**WHAT YOU NEED TO DO**
Write out the material exactly, leaving every picture behind.

**INPUT FOR THIS TASK**
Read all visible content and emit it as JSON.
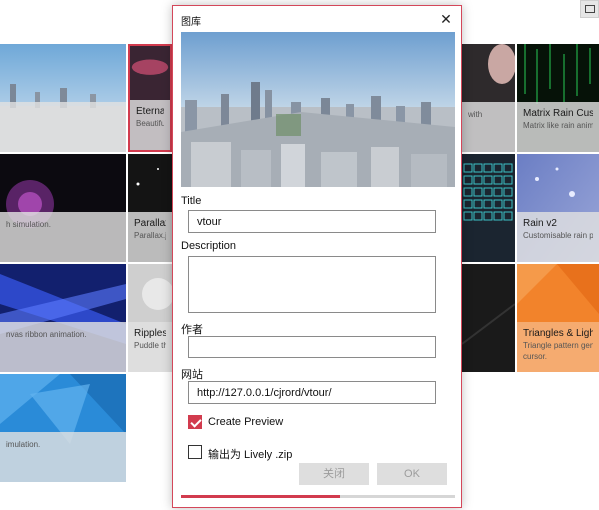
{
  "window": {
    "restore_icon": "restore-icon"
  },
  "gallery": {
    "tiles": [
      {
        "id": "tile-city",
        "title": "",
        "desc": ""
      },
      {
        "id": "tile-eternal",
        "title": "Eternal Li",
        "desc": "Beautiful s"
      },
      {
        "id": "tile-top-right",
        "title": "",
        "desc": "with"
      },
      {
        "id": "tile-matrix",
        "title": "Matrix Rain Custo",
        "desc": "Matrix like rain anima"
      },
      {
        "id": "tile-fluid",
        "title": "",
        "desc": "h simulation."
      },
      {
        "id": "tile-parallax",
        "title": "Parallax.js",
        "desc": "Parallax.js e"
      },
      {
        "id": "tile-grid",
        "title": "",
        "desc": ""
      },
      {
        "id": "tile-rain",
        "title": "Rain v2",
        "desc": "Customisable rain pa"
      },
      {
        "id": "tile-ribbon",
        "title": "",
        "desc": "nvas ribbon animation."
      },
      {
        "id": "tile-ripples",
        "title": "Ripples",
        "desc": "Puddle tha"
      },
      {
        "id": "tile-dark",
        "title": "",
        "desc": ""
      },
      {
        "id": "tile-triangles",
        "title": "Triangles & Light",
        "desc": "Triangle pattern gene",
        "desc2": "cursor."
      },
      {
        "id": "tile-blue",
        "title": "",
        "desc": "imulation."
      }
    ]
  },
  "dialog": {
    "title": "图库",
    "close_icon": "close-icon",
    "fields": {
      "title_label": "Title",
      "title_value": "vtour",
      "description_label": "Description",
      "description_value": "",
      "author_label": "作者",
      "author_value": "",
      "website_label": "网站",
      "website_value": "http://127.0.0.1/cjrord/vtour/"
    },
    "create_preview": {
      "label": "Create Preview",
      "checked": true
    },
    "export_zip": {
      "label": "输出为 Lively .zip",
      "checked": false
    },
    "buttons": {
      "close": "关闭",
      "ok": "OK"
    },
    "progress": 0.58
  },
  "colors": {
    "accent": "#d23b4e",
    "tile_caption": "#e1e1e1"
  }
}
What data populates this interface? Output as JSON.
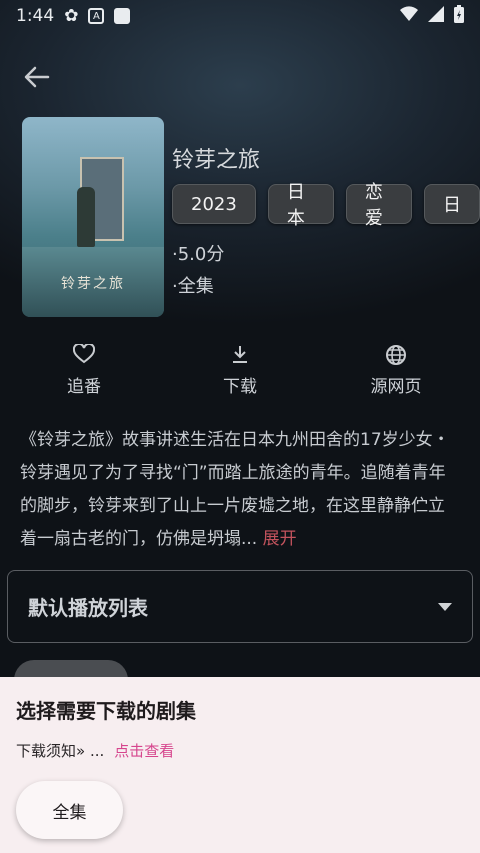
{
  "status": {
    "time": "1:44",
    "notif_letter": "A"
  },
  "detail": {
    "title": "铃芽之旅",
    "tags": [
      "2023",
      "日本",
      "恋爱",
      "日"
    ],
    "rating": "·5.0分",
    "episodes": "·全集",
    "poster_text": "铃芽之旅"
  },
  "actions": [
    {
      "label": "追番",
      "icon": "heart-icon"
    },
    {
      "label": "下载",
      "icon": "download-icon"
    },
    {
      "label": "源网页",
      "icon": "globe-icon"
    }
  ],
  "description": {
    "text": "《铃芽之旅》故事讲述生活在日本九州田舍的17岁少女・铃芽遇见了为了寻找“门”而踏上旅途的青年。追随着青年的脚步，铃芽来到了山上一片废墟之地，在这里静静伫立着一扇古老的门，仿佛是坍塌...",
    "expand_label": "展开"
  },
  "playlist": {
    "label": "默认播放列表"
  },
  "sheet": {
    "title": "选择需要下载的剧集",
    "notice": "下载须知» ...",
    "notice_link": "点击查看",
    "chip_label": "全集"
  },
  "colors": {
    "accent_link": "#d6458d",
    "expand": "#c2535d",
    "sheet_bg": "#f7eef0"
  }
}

**ANSWER**
Read all visible content and emit it as JSON.
{
  "window": {
    "restore_icon": "restore-icon"
  },
  "gallery": {
    "tiles": [
      {
        "id": "tile-city",
        "title": "",
        "desc": ""
      },
      {
        "id": "tile-eternal",
        "title": "Eternal Li",
        "desc": "Beautiful s"
      },
      {
        "id": "tile-top-right",
        "title": "",
        "desc": "with"
      },
      {
        "id": "tile-matrix",
        "title": "Matrix Rain Custo",
        "desc": "Matrix like rain anima"
      },
      {
        "id": "tile-fluid",
        "title": "",
        "desc": "h simulation."
      },
      {
        "id": "tile-parallax",
        "title": "Parallax.js",
        "desc": "Parallax.js e"
      },
      {
        "id": "tile-grid",
        "title": "",
        "desc": ""
      },
      {
        "id": "tile-rain",
        "title": "Rain v2",
        "desc": "Customisable rain pa"
      },
      {
        "id": "tile-ribbon",
        "title": "",
        "desc": "nvas ribbon animation."
      },
      {
        "id": "tile-ripples",
        "title": "Ripples",
        "desc": "Puddle tha"
      },
      {
        "id": "tile-dark",
        "title": "",
        "desc": ""
      },
      {
        "id": "tile-triangles",
        "title": "Triangles & Light",
        "desc": "Triangle pattern gene",
        "desc2": "cursor."
      },
      {
        "id": "tile-blue",
        "title": "",
        "desc": "imulation."
      }
    ]
  },
  "dialog": {
    "title": "图库",
    "close_icon": "close-icon",
    "fields": {
      "title_label": "Title",
      "title_value": "vtour",
      "description_label": "Description",
      "description_value": "",
      "author_label": "作者",
      "author_value": "",
      "website_label": "网站",
      "website_value": "http://127.0.0.1/cjrord/vtour/"
    },
    "create_preview": {
      "label": "Create Preview",
      "checked": true
    },
    "export_zip": {
      "label": "输出为 Lively .zip",
      "checked": false
    },
    "buttons": {
      "close": "关闭",
      "ok": "OK"
    },
    "progress": 0.58
  },
  "colors": {
    "accent": "#d23b4e",
    "tile_caption": "#e1e1e1"
  }
}
What data populates this interface? Output as JSON.
{
  "status": {
    "time": "1:44",
    "notif_letter": "A"
  },
  "detail": {
    "title": "铃芽之旅",
    "tags": [
      "2023",
      "日本",
      "恋爱",
      "日"
    ],
    "rating": "·5.0分",
    "episodes": "·全集",
    "poster_text": "铃芽之旅"
  },
  "actions": [
    {
      "label": "追番",
      "icon": "heart-icon"
    },
    {
      "label": "下载",
      "icon": "download-icon"
    },
    {
      "label": "源网页",
      "icon": "globe-icon"
    }
  ],
  "description": {
    "text": "《铃芽之旅》故事讲述生活在日本九州田舍的17岁少女・铃芽遇见了为了寻找“门”而踏上旅途的青年。追随着青年的脚步，铃芽来到了山上一片废墟之地，在这里静静伫立着一扇古老的门，仿佛是坍塌...",
    "expand_label": "展开"
  },
  "playlist": {
    "label": "默认播放列表"
  },
  "sheet": {
    "title": "选择需要下载的剧集",
    "notice": "下载须知» ...",
    "notice_link": "点击查看",
    "chip_label": "全集"
  },
  "colors": {
    "accent_link": "#d6458d",
    "expand": "#c2535d",
    "sheet_bg": "#f7eef0"
  }
}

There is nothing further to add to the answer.